> _Work required_: In the material below, find each line holding the string "document" and copy it.

> _Provided data_:
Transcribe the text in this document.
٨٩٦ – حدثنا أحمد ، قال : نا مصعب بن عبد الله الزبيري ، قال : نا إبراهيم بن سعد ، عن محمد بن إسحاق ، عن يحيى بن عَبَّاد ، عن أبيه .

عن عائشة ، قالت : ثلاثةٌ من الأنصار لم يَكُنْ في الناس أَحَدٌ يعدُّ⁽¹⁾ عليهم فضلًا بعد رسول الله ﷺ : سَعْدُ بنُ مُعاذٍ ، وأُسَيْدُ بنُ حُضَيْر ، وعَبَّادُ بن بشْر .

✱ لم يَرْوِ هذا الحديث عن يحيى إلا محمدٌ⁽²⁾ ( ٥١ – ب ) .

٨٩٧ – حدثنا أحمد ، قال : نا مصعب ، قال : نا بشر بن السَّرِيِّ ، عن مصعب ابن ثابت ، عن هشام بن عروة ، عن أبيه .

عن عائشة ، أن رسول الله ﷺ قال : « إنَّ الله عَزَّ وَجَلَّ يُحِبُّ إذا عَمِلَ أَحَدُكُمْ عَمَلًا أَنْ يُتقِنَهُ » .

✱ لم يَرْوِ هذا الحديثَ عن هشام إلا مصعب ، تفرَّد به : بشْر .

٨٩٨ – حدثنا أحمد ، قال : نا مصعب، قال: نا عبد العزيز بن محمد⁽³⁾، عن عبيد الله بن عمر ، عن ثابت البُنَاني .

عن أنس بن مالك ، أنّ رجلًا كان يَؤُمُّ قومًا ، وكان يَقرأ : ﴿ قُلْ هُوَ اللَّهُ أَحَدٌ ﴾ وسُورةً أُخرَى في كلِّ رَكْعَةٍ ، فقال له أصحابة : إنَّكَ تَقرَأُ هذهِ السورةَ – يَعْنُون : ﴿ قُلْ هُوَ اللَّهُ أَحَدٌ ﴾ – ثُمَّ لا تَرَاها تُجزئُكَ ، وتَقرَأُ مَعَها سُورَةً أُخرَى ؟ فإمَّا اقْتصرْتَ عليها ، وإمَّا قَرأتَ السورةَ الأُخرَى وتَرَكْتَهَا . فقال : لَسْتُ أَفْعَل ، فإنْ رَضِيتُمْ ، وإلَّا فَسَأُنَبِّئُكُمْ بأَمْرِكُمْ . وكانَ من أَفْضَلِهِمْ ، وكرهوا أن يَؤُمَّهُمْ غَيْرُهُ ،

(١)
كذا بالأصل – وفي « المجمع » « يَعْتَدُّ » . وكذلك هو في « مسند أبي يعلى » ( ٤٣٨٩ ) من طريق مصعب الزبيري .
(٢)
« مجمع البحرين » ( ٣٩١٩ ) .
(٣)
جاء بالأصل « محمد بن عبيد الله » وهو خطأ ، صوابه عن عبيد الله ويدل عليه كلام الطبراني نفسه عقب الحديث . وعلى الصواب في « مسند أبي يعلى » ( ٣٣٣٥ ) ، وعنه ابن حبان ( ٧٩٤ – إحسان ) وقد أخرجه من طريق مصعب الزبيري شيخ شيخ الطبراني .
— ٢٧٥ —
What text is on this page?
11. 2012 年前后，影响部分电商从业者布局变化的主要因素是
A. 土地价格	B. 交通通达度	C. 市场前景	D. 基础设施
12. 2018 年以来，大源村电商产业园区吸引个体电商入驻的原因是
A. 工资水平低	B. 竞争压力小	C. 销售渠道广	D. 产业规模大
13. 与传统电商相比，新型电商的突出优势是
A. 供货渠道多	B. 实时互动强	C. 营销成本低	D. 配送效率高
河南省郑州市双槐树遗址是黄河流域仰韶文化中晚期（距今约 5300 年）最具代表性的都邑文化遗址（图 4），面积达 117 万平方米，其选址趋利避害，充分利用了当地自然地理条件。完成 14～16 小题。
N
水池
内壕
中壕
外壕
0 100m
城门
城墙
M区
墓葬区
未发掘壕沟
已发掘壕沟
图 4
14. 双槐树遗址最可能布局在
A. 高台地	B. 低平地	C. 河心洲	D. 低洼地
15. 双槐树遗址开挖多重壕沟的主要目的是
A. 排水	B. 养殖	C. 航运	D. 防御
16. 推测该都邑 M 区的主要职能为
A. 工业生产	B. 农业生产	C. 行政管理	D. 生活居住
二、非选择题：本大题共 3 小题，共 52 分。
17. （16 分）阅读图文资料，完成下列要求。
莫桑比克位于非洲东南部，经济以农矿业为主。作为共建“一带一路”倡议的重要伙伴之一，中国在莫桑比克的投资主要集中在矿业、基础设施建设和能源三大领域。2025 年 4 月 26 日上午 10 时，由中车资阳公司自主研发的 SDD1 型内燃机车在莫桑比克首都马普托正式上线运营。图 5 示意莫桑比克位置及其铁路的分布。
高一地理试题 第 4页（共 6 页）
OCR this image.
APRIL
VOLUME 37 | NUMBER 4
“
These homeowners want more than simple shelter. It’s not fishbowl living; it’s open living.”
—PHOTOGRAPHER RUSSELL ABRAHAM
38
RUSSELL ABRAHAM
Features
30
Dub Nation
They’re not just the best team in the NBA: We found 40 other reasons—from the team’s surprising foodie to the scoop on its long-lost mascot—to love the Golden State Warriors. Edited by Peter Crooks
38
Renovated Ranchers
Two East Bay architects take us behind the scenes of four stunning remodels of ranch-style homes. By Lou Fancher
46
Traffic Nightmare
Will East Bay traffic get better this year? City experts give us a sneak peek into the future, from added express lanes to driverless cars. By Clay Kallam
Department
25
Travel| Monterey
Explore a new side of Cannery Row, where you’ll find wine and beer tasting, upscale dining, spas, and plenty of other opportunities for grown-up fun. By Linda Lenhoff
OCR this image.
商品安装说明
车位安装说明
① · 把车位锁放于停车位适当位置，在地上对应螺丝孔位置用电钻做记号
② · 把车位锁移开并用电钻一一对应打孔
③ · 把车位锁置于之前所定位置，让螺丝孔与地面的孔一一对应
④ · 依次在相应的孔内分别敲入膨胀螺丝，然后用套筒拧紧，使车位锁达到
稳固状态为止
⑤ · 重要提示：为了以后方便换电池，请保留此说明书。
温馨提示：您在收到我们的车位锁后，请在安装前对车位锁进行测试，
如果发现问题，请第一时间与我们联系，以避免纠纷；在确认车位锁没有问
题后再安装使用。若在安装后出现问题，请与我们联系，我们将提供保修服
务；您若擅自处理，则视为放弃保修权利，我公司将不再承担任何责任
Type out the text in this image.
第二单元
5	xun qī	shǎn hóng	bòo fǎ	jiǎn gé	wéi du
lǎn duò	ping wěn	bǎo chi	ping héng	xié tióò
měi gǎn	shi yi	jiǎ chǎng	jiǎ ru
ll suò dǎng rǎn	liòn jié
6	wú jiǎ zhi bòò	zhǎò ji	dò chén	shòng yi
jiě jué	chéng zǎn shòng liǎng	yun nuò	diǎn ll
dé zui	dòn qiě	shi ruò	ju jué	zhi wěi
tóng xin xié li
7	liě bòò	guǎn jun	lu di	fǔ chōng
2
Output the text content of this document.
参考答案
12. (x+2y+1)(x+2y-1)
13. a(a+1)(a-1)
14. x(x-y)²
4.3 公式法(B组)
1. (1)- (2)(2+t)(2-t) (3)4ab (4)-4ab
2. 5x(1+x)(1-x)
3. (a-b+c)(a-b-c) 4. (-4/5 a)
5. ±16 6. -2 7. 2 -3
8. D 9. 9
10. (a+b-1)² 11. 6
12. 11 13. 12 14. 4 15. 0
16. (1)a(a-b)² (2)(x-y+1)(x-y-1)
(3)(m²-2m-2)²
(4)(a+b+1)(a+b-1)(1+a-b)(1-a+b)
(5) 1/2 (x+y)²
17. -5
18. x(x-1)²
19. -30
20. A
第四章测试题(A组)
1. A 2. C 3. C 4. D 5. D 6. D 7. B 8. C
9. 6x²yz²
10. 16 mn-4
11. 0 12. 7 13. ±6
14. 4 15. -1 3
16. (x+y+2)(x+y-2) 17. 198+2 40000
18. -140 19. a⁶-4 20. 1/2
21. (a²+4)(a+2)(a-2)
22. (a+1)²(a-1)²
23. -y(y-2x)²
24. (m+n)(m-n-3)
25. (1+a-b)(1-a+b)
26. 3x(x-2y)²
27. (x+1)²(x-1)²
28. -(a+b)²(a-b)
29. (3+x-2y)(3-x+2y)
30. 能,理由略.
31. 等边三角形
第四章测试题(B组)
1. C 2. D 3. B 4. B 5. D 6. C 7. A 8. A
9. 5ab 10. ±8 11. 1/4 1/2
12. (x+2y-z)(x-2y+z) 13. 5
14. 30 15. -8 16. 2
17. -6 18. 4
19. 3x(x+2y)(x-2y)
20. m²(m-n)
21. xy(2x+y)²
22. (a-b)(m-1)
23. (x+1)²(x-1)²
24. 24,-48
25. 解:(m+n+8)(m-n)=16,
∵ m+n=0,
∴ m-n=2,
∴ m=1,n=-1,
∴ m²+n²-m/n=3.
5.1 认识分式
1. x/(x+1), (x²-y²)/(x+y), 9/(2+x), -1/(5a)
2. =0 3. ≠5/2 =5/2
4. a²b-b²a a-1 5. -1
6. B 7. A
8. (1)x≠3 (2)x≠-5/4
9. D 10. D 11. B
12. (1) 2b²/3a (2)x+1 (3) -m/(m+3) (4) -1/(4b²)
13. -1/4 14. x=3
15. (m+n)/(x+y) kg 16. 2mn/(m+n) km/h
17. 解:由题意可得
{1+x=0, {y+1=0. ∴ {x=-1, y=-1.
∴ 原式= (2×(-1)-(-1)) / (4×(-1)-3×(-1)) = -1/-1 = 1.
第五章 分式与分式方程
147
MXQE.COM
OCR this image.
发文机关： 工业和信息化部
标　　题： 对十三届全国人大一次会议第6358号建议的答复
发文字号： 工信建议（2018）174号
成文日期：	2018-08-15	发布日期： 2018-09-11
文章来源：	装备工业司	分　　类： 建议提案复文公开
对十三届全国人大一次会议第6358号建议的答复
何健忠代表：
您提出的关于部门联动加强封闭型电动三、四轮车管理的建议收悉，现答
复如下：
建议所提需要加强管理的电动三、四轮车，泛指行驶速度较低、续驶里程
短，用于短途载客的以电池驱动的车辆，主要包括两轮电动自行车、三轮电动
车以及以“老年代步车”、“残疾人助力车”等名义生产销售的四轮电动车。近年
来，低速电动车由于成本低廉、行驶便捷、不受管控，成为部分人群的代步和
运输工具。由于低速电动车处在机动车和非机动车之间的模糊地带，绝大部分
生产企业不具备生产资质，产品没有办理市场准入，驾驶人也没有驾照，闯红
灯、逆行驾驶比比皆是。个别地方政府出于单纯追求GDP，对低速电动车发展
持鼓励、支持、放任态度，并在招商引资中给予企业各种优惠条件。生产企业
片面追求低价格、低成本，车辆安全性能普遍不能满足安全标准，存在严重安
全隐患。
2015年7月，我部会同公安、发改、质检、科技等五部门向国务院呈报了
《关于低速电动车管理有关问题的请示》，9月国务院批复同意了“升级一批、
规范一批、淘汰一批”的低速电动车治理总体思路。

> _Full response_:
Transcribe the text in this document.
Output the text content of this document.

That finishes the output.